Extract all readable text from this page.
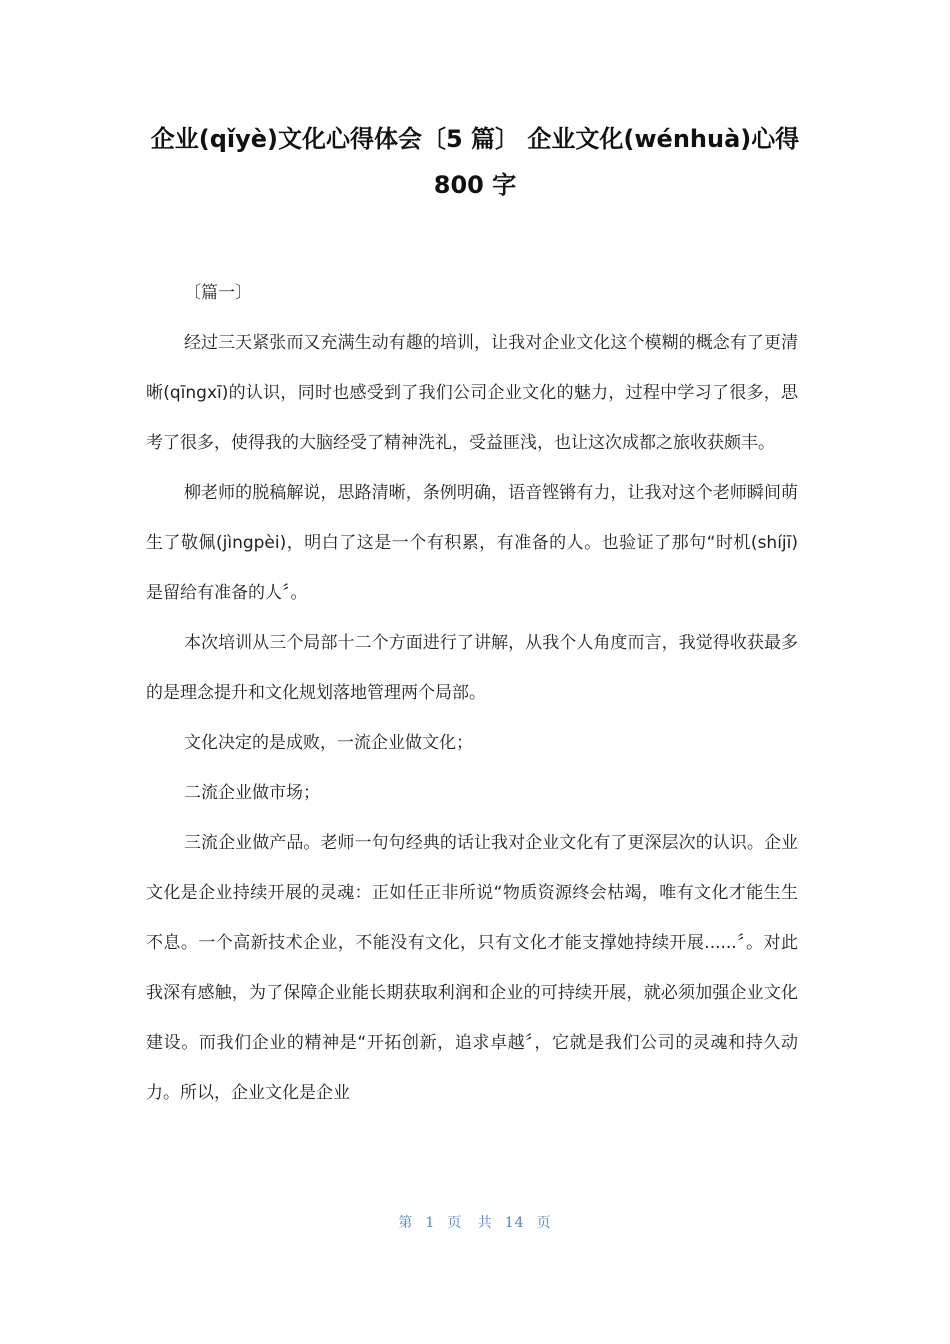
企业(qǐyè)文化心得体会〔5 篇〕 企业文化(wénhuà)心得 800 字

〔篇一〕

经过三天紧张而又充满生动有趣的培训，让我对企业文化这个模糊的概念有了更清晰(qīngxī)的认识，同时也感受到了我们公司企业文化的魅力，过程中学习了很多，思考了很多，使得我的大脑经受了精神洗礼，受益匪浅，也让这次成都之旅收获颇丰。

柳老师的脱稿解说，思路清晰，条例明确，语音铿锵有力，让我对这个老师瞬间萌生了敬佩(jìngpèi)，明白了这是一个有积累，有准备的人。也验证了那句“时机(shíjī)是留给有准备的人〞。

本次培训从三个局部十二个方面进行了讲解，从我个人角度而言，我觉得收获最多的是理念提升和文化规划落地管理两个局部。

文化决定的是成败，一流企业做文化；

二流企业做市场；

三流企业做产品。老师一句句经典的话让我对企业文化有了更深层次的认识。企业文化是企业持续开展的灵魂：正如任正非所说“物质资源终会枯竭，唯有文化才能生生不息。一个高新技术企业，不能没有文化，只有文化才能支撑她持续开展......〞。对此我深有感触，为了保障企业能长期获取利润和企业的可持续开展，就必须加强企业文化建设。而我们企业的精神是“开拓创新，追求卓越〞，它就是我们公司的灵魂和持久动力。所以，企业文化是企业

第 1 页 共 14 页
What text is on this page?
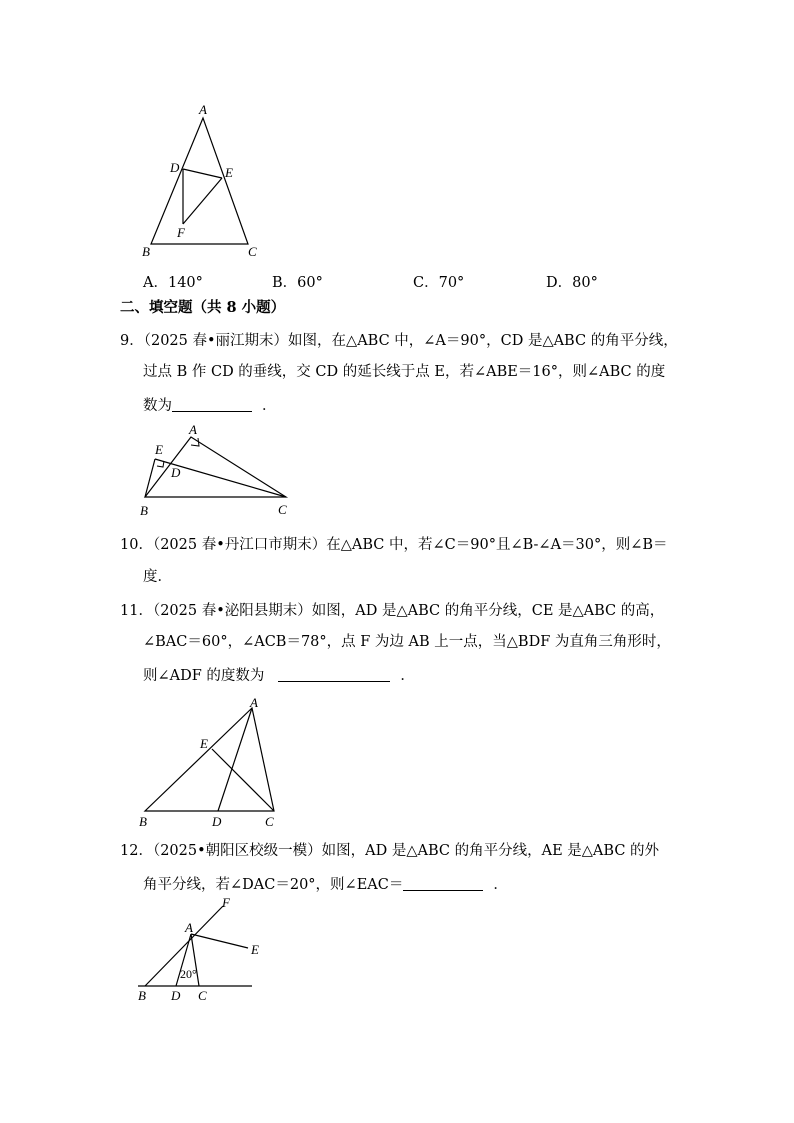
A
D	E
F
B	C
A．140°	B．60°	C．70°	D．80°
二、填空题（共 8 小题）
9．（2025 春•丽江期末）如图，在△ABC 中，∠A＝90°，CD 是△ABC 的角平分线，
过点 B 作 CD 的垂线，交 CD 的延长线于点 E，若∠ABE＝16°，则∠ABC 的度
数为	．
A
E
D
B	C
10．（2025 春•丹江口市期末）在△ABC 中，若∠C＝90°且∠B-∠A＝30°，则∠B＝
度．
11．（2025 春•泌阳县期末）如图，AD 是△ABC 的角平分线，CE 是△ABC 的高，
∠BAC＝60°，∠ACB＝78°，点 F 为边 AB 上一点，当△BDF 为直角三角形时，
则∠ADF 的度数为	．
A
E
B	D	C
12．（2025•朝阳区校级一模）如图，AD 是△ABC 的角平分线，AE 是△ABC 的外
角平分线，若∠DAC＝20°，则∠EAC＝	．
F
A
E
20°
B D C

++++++

◆ EXERCISE REQUIREMENTS
Count how many lines include the string "this". Nothing but the number is needed.

◆ ANSWER TO THE EXERCISE
2